#### [DIRECTION]
Collect all lines below with the string "have".

#### [EXTRACTED RECORDS]

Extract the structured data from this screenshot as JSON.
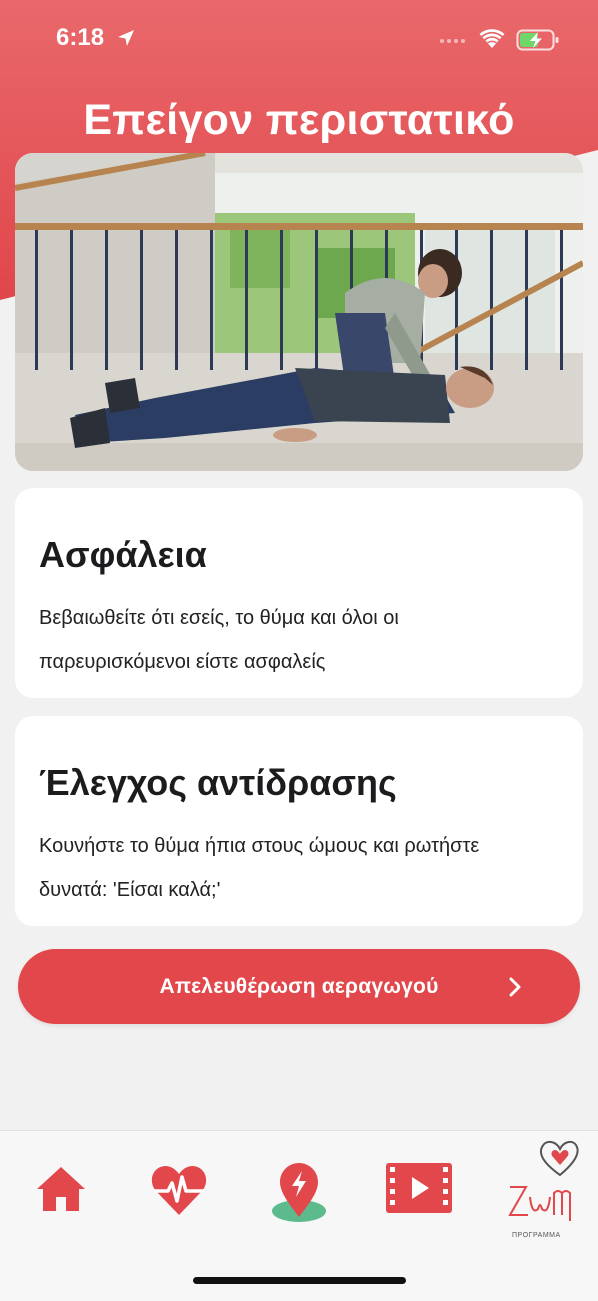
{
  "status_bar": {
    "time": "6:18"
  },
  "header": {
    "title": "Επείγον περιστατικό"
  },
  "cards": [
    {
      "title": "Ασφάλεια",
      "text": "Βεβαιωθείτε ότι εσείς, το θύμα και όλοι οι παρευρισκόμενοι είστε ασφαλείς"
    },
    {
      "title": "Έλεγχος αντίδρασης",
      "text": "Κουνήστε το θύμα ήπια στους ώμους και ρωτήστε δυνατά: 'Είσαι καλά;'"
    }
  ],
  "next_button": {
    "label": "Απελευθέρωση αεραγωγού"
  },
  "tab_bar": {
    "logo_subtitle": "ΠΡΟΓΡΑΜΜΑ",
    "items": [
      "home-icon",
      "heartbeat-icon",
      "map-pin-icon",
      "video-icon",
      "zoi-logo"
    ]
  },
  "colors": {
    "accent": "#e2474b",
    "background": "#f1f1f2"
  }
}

...

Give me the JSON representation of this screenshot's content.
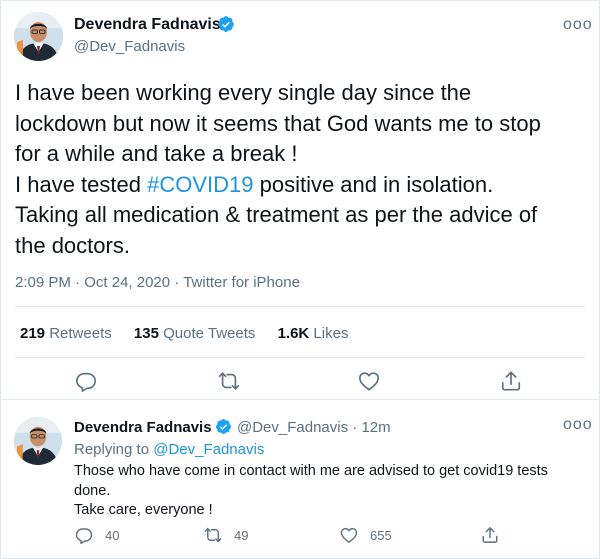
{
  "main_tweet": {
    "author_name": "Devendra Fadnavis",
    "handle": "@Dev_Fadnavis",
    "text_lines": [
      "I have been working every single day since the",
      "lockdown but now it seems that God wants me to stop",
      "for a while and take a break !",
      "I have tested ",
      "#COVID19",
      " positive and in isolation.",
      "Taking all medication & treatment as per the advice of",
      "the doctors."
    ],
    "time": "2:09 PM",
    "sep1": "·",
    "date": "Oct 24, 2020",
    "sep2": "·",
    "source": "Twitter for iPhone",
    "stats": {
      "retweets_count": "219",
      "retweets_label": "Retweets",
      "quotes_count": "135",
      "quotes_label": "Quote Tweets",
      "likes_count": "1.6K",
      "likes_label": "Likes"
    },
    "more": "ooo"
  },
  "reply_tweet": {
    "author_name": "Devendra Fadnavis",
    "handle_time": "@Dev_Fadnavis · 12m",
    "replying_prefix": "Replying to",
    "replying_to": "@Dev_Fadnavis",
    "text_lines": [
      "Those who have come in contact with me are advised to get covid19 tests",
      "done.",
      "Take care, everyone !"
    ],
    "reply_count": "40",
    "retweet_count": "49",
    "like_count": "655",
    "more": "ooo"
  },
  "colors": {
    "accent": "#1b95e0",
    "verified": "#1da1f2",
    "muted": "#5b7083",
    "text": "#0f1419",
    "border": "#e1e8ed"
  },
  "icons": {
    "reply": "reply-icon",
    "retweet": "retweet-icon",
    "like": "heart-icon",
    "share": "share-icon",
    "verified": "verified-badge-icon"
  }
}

#### [THE RESPONSE]
      "I have been working every single day since the",
      "I have tested ",
      "Those who have come in contact with me are advised to get covid19 tests",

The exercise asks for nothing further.